> Task description
Restate the data below word for word. Skip any images it contains.

> Exercise material

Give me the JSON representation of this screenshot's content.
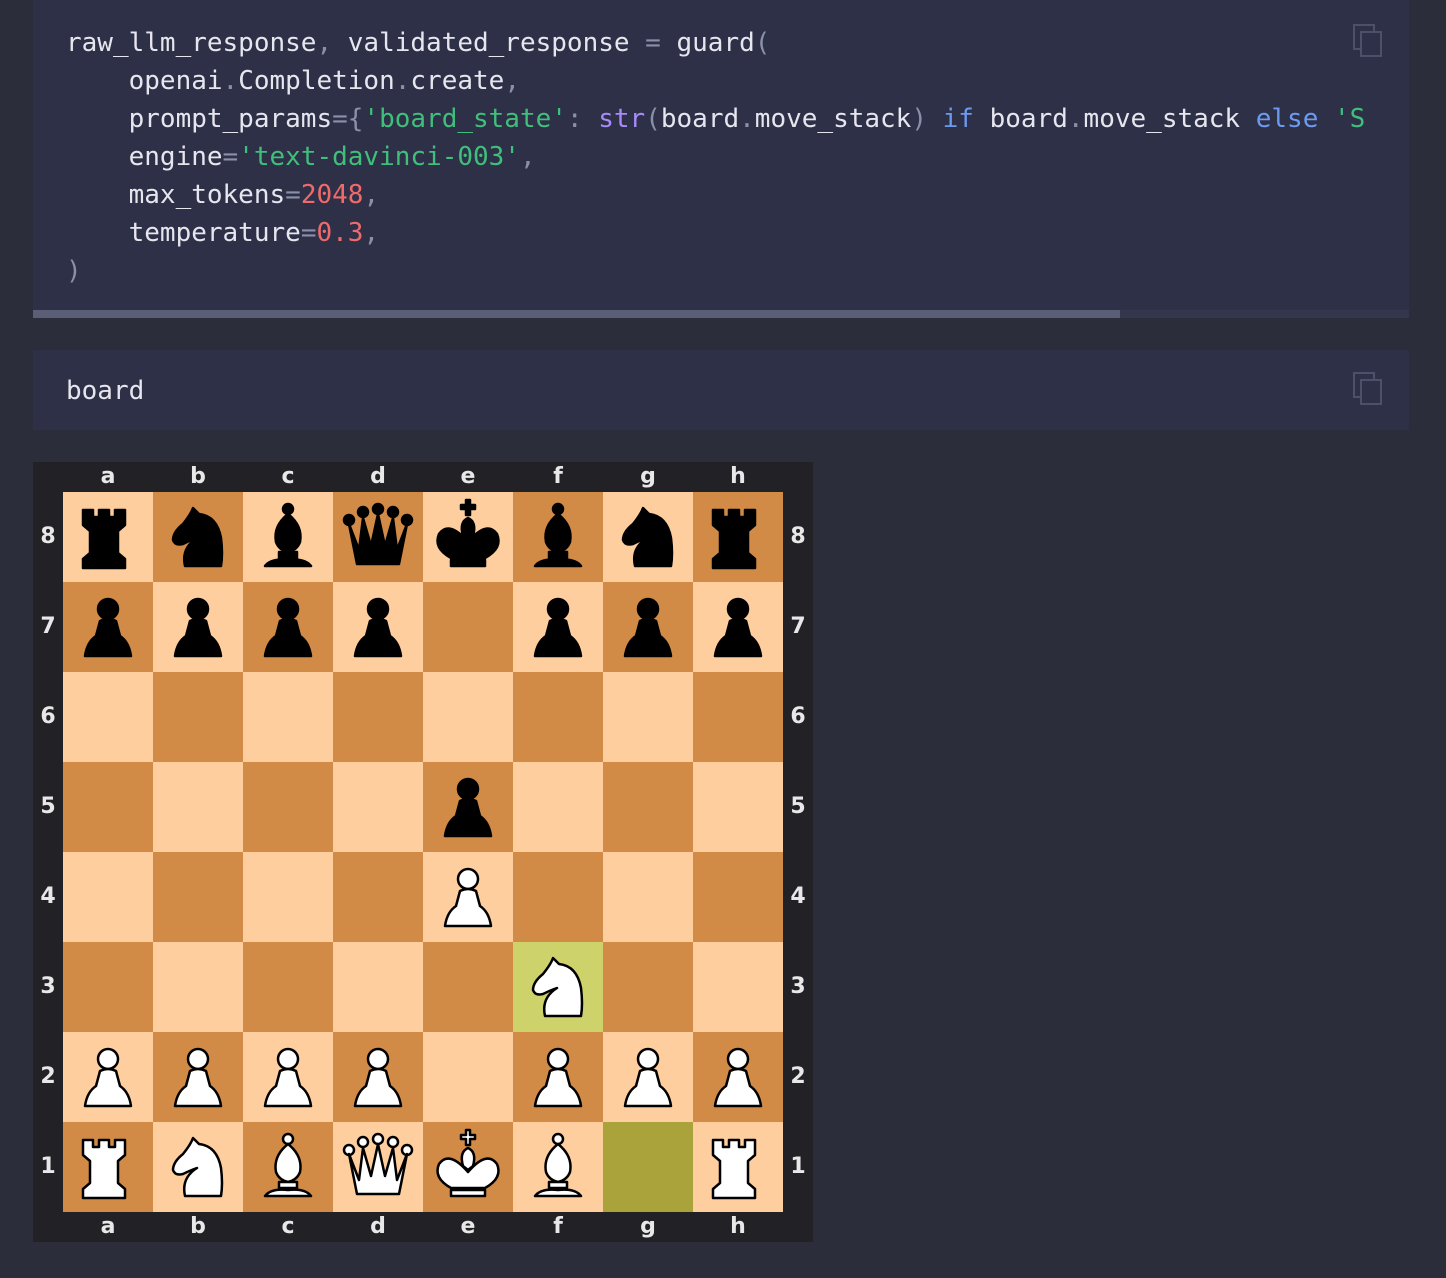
{
  "code_cell_1": {
    "lines": [
      [
        [
          "raw_llm_response",
          "t"
        ],
        [
          ", ",
          "p"
        ],
        [
          "validated_response",
          "t"
        ],
        [
          " = ",
          "p"
        ],
        [
          "guard",
          "t"
        ],
        [
          "(",
          "p"
        ]
      ],
      [
        [
          "    openai",
          "t"
        ],
        [
          ".",
          "p"
        ],
        [
          "Completion",
          "t"
        ],
        [
          ".",
          "p"
        ],
        [
          "create",
          "t"
        ],
        [
          ",",
          "p"
        ]
      ],
      [
        [
          "    prompt_params",
          "t"
        ],
        [
          "={",
          "p"
        ],
        [
          "'board_state'",
          "s"
        ],
        [
          ": ",
          "p"
        ],
        [
          "str",
          "b"
        ],
        [
          "(",
          "p"
        ],
        [
          "board",
          "t"
        ],
        [
          ".",
          "p"
        ],
        [
          "move_stack",
          "t"
        ],
        [
          ") ",
          "p"
        ],
        [
          "if",
          "k"
        ],
        [
          " board",
          "t"
        ],
        [
          ".",
          "p"
        ],
        [
          "move_stack",
          "t"
        ],
        [
          " ",
          "p"
        ],
        [
          "else",
          "k"
        ],
        [
          " 'S",
          "s"
        ]
      ],
      [
        [
          "    engine",
          "t"
        ],
        [
          "=",
          "p"
        ],
        [
          "'text-davinci-003'",
          "s"
        ],
        [
          ",",
          "p"
        ]
      ],
      [
        [
          "    max_tokens",
          "t"
        ],
        [
          "=",
          "p"
        ],
        [
          "2048",
          "n"
        ],
        [
          ",",
          "p"
        ]
      ],
      [
        [
          "    temperature",
          "t"
        ],
        [
          "=",
          "p"
        ],
        [
          "0.3",
          "n"
        ],
        [
          ",",
          "p"
        ]
      ],
      [
        [
          ")",
          "p"
        ]
      ]
    ],
    "copy_icon": "copy-icon",
    "scroll_position": 0.79
  },
  "code_cell_2": {
    "code": "board",
    "copy_icon": "copy-icon"
  },
  "board": {
    "files": [
      "a",
      "b",
      "c",
      "d",
      "e",
      "f",
      "g",
      "h"
    ],
    "ranks": [
      "8",
      "7",
      "6",
      "5",
      "4",
      "3",
      "2",
      "1"
    ],
    "fen_rows": [
      "rnbqkbnr",
      "pppp.ppp",
      "........",
      "....p...",
      "....P...",
      ".....N..",
      "PPPP.PPP",
      "RNBQKB.R"
    ],
    "highlight_from": "g1",
    "highlight_to": "f3",
    "colors": {
      "light": "#ffce9e",
      "dark": "#d18b47",
      "last_move_light": "#cdd26a",
      "last_move_dark": "#aaa23b",
      "frame": "#222226"
    }
  }
}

> Answer
Give me the JSON representation of this screenshot's content.
{
  "code_cell_1": {
    "lines": [
      [
        [
          "raw_llm_response",
          "t"
        ],
        [
          ", ",
          "p"
        ],
        [
          "validated_response",
          "t"
        ],
        [
          " = ",
          "p"
        ],
        [
          "guard",
          "t"
        ],
        [
          "(",
          "p"
        ]
      ],
      [
        [
          "    openai",
          "t"
        ],
        [
          ".",
          "p"
        ],
        [
          "Completion",
          "t"
        ],
        [
          ".",
          "p"
        ],
        [
          "create",
          "t"
        ],
        [
          ",",
          "p"
        ]
      ],
      [
        [
          "    prompt_params",
          "t"
        ],
        [
          "={",
          "p"
        ],
        [
          "'board_state'",
          "s"
        ],
        [
          ": ",
          "p"
        ],
        [
          "str",
          "b"
        ],
        [
          "(",
          "p"
        ],
        [
          "board",
          "t"
        ],
        [
          ".",
          "p"
        ],
        [
          "move_stack",
          "t"
        ],
        [
          ") ",
          "p"
        ],
        [
          "if",
          "k"
        ],
        [
          " board",
          "t"
        ],
        [
          ".",
          "p"
        ],
        [
          "move_stack",
          "t"
        ],
        [
          " ",
          "p"
        ],
        [
          "else",
          "k"
        ],
        [
          " 'S",
          "s"
        ]
      ],
      [
        [
          "    engine",
          "t"
        ],
        [
          "=",
          "p"
        ],
        [
          "'text-davinci-003'",
          "s"
        ],
        [
          ",",
          "p"
        ]
      ],
      [
        [
          "    max_tokens",
          "t"
        ],
        [
          "=",
          "p"
        ],
        [
          "2048",
          "n"
        ],
        [
          ",",
          "p"
        ]
      ],
      [
        [
          "    temperature",
          "t"
        ],
        [
          "=",
          "p"
        ],
        [
          "0.3",
          "n"
        ],
        [
          ",",
          "p"
        ]
      ],
      [
        [
          ")",
          "p"
        ]
      ]
    ],
    "copy_icon": "copy-icon",
    "scroll_position": 0.79
  },
  "code_cell_2": {
    "code": "board",
    "copy_icon": "copy-icon"
  },
  "board": {
    "files": [
      "a",
      "b",
      "c",
      "d",
      "e",
      "f",
      "g",
      "h"
    ],
    "ranks": [
      "8",
      "7",
      "6",
      "5",
      "4",
      "3",
      "2",
      "1"
    ],
    "fen_rows": [
      "rnbqkbnr",
      "pppp.ppp",
      "........",
      "....p...",
      "....P...",
      ".....N..",
      "PPPP.PPP",
      "RNBQKB.R"
    ],
    "highlight_from": "g1",
    "highlight_to": "f3",
    "colors": {
      "light": "#ffce9e",
      "dark": "#d18b47",
      "last_move_light": "#cdd26a",
      "last_move_dark": "#aaa23b",
      "frame": "#222226"
    }
  }
}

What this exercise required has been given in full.